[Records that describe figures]

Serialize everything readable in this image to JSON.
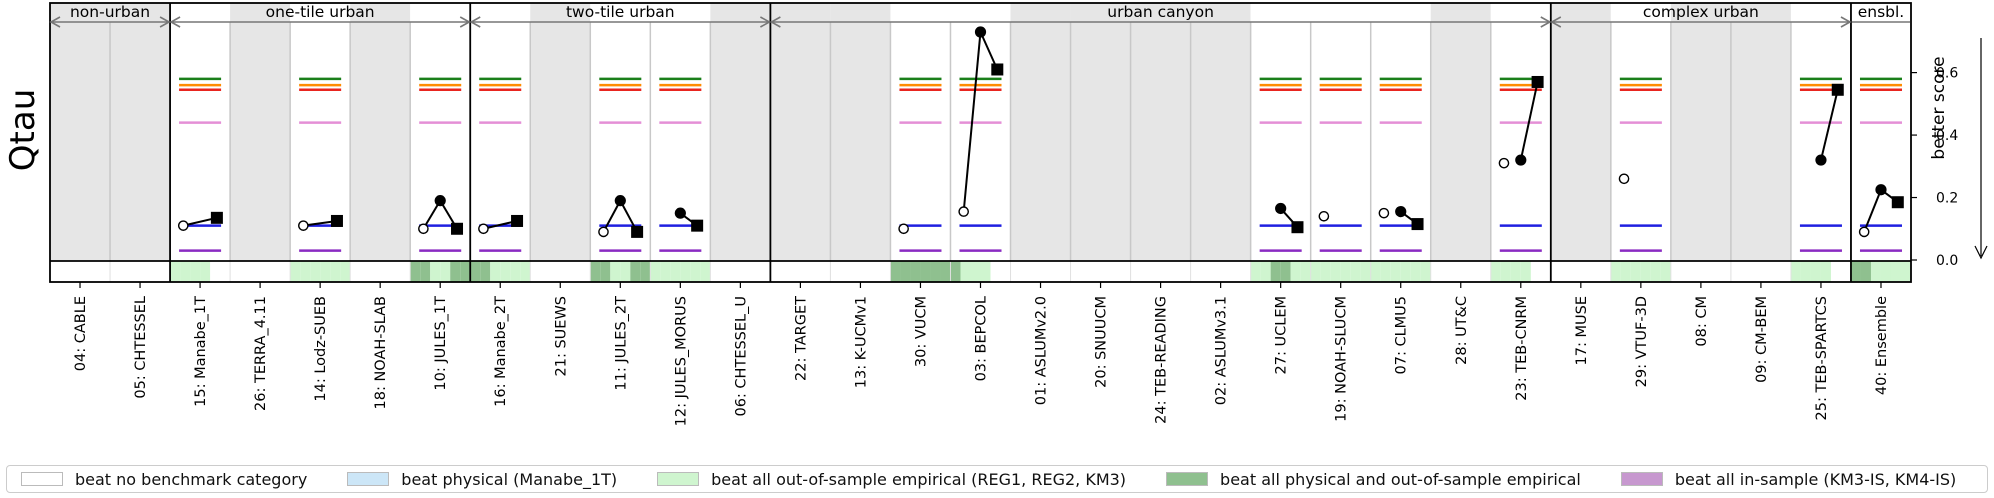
{
  "chart_data": {
    "type": "scatter",
    "ylabel": "Qtau",
    "y2label": "better score",
    "ylim": [
      -0.06,
      0.73
    ],
    "yticks": [
      "0.6",
      "0.4",
      "0.2",
      "0.0"
    ],
    "ytick_values": [
      0.6,
      0.4,
      0.2,
      0.0
    ],
    "benchmark_lines": [
      {
        "name": "green",
        "value": 0.58,
        "color": "#1a7f1a"
      },
      {
        "name": "orange",
        "value": 0.56,
        "color": "#ff8c00"
      },
      {
        "name": "red",
        "value": 0.545,
        "color": "#e8251f"
      },
      {
        "name": "pink",
        "value": 0.44,
        "color": "#e48fd6"
      },
      {
        "name": "blue",
        "value": 0.11,
        "color": "#1f1fe0"
      },
      {
        "name": "purple",
        "value": 0.03,
        "color": "#8a2bc2"
      }
    ],
    "groups": [
      {
        "name": "non-urban",
        "start": 0,
        "end": 2
      },
      {
        "name": "one-tile urban",
        "start": 2,
        "end": 7
      },
      {
        "name": "two-tile urban",
        "start": 7,
        "end": 12
      },
      {
        "name": "urban canyon",
        "start": 12,
        "end": 25
      },
      {
        "name": "complex urban",
        "start": 25,
        "end": 30
      },
      {
        "name": "ensbl.",
        "start": 30,
        "end": 31
      }
    ],
    "categories": [
      "04: CABLE",
      "05: CHTESSEL",
      "15: Manabe_1T",
      "26: TERRA_4.11",
      "14: Lodz-SUEB",
      "18: NOAH-SLAB",
      "10: JULES_1T",
      "16: Manabe_2T",
      "21: SUEWS",
      "11: JULES_2T",
      "12: JULES_MORUS",
      "06: CHTESSEL_U",
      "22: TARGET",
      "13: K-UCMv1",
      "30: VUCM",
      "03: BEPCOL",
      "01: ASLUMv2.0",
      "20: SNUUCM",
      "24: TEB-READING",
      "02: ASLUMv3.1",
      "27: UCLEM",
      "19: NOAH-SLUCM",
      "07: CLMU5",
      "28: UT&C",
      "23: TEB-CNRM",
      "17: MUSE",
      "29: VTUF-3D",
      "08: CM",
      "09: CM-BEM",
      "25: TEB-SPARTCS",
      "40: Ensemble"
    ],
    "submitted": [
      false,
      false,
      true,
      false,
      true,
      false,
      true,
      true,
      false,
      true,
      true,
      false,
      false,
      false,
      true,
      true,
      false,
      false,
      false,
      false,
      true,
      true,
      true,
      false,
      true,
      false,
      true,
      false,
      false,
      true,
      true
    ],
    "stages": [
      {
        "model": "15: Manabe_1T",
        "values": [
          0.11,
          null,
          0.135
        ]
      },
      {
        "model": "14: Lodz-SUEB",
        "values": [
          0.11,
          null,
          0.125
        ]
      },
      {
        "model": "10: JULES_1T",
        "values": [
          0.1,
          0.19,
          0.1
        ]
      },
      {
        "model": "16: Manabe_2T",
        "values": [
          0.1,
          null,
          0.125
        ]
      },
      {
        "model": "11: JULES_2T",
        "values": [
          0.09,
          0.19,
          0.09
        ]
      },
      {
        "model": "12: JULES_MORUS",
        "values": [
          null,
          0.15,
          0.11
        ]
      },
      {
        "model": "30: VUCM",
        "values": [
          0.1,
          null,
          null
        ]
      },
      {
        "model": "03: BEPCOL",
        "values": [
          0.155,
          0.73,
          0.61
        ]
      },
      {
        "model": "27: UCLEM",
        "values": [
          null,
          0.165,
          0.105
        ]
      },
      {
        "model": "19: NOAH-SLUCM",
        "values": [
          0.14,
          null,
          null
        ]
      },
      {
        "model": "07: CLMU5",
        "values": [
          0.15,
          0.155,
          0.115
        ]
      },
      {
        "model": "23: TEB-CNRM",
        "values": [
          0.31,
          0.32,
          0.57
        ]
      },
      {
        "model": "29: VTUF-3D",
        "values": [
          0.26,
          null,
          null
        ]
      },
      {
        "model": "25: TEB-SPARTCS",
        "values": [
          null,
          0.32,
          0.545
        ]
      },
      {
        "model": "40: Ensemble",
        "values": [
          0.09,
          0.225,
          0.185
        ]
      }
    ],
    "benchmark_bar": [
      [
        "none",
        "none",
        "none",
        "none",
        "none",
        "none"
      ],
      [
        "none",
        "none",
        "none",
        "none",
        "none",
        "none"
      ],
      [
        "empirical",
        "empirical",
        "empirical",
        "empirical",
        "none",
        "none"
      ],
      [
        "none",
        "none",
        "none",
        "none",
        "none",
        "none"
      ],
      [
        "empirical",
        "empirical",
        "empirical",
        "empirical",
        "empirical",
        "empirical"
      ],
      [
        "none",
        "none",
        "none",
        "none",
        "none",
        "none"
      ],
      [
        "physical_empirical",
        "physical_empirical",
        "empirical",
        "empirical",
        "physical_empirical",
        "physical_empirical"
      ],
      [
        "physical_empirical",
        "physical_empirical",
        "empirical",
        "empirical",
        "empirical",
        "empirical"
      ],
      [
        "none",
        "none",
        "none",
        "none",
        "none",
        "none"
      ],
      [
        "physical_empirical",
        "physical_empirical",
        "empirical",
        "empirical",
        "physical_empirical",
        "physical_empirical"
      ],
      [
        "empirical",
        "empirical",
        "empirical",
        "empirical",
        "empirical",
        "empirical"
      ],
      [
        "none",
        "none",
        "none",
        "none",
        "none",
        "none"
      ],
      [
        "none",
        "none",
        "none",
        "none",
        "none",
        "none"
      ],
      [
        "none",
        "none",
        "none",
        "none",
        "none",
        "none"
      ],
      [
        "physical_empirical",
        "physical_empirical",
        "physical_empirical",
        "physical_empirical",
        "physical_empirical",
        "physical_empirical"
      ],
      [
        "physical_empirical",
        "empirical",
        "empirical",
        "empirical",
        "none",
        "none"
      ],
      [
        "none",
        "none",
        "none",
        "none",
        "none",
        "none"
      ],
      [
        "none",
        "none",
        "none",
        "none",
        "none",
        "none"
      ],
      [
        "none",
        "none",
        "none",
        "none",
        "none",
        "none"
      ],
      [
        "none",
        "none",
        "none",
        "none",
        "none",
        "none"
      ],
      [
        "empirical",
        "empirical",
        "physical_empirical",
        "physical_empirical",
        "empirical",
        "empirical"
      ],
      [
        "empirical",
        "empirical",
        "empirical",
        "empirical",
        "empirical",
        "empirical"
      ],
      [
        "empirical",
        "empirical",
        "empirical",
        "empirical",
        "empirical",
        "empirical"
      ],
      [
        "none",
        "none",
        "none",
        "none",
        "none",
        "none"
      ],
      [
        "empirical",
        "empirical",
        "empirical",
        "empirical",
        "none",
        "none"
      ],
      [
        "none",
        "none",
        "none",
        "none",
        "none",
        "none"
      ],
      [
        "empirical",
        "empirical",
        "empirical",
        "empirical",
        "empirical",
        "empirical"
      ],
      [
        "none",
        "none",
        "none",
        "none",
        "none",
        "none"
      ],
      [
        "none",
        "none",
        "none",
        "none",
        "none",
        "none"
      ],
      [
        "empirical",
        "empirical",
        "empirical",
        "empirical",
        "none",
        "none"
      ],
      [
        "physical_empirical",
        "physical_empirical",
        "empirical",
        "empirical",
        "empirical",
        "empirical"
      ]
    ],
    "legend": [
      {
        "key": "none",
        "label": "beat no benchmark category",
        "color": "#ffffff"
      },
      {
        "key": "physical",
        "label": "beat physical (Manabe_1T)",
        "color": "#cce6f7"
      },
      {
        "key": "empirical",
        "label": "beat all out-of-sample empirical (REG1, REG2, KM3)",
        "color": "#cff5cf"
      },
      {
        "key": "physical_empirical",
        "label": "beat all physical and out-of-sample empirical",
        "color": "#8fc08f"
      },
      {
        "key": "insample",
        "label": "beat all in-sample (KM3-IS, KM4-IS)",
        "color": "#c798cf"
      }
    ],
    "colors": {
      "unsubmitted": "#e6e6e6",
      "submitted": "#ffffff",
      "divider": "#c8c8c8",
      "marker": "#000000"
    }
  }
}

Request:
Search the entries for the word "beat" and pick out every line that holds it.

Correct response:
        "label": "beat no benchmark category",
        "label": "beat physical (Manabe_1T)",
        "label": "beat all out-of-sample empirical (REG1, REG2, KM3)",
        "label": "beat all physical and out-of-sample empirical",
        "label": "beat all in-sample (KM3-IS, KM4-IS)",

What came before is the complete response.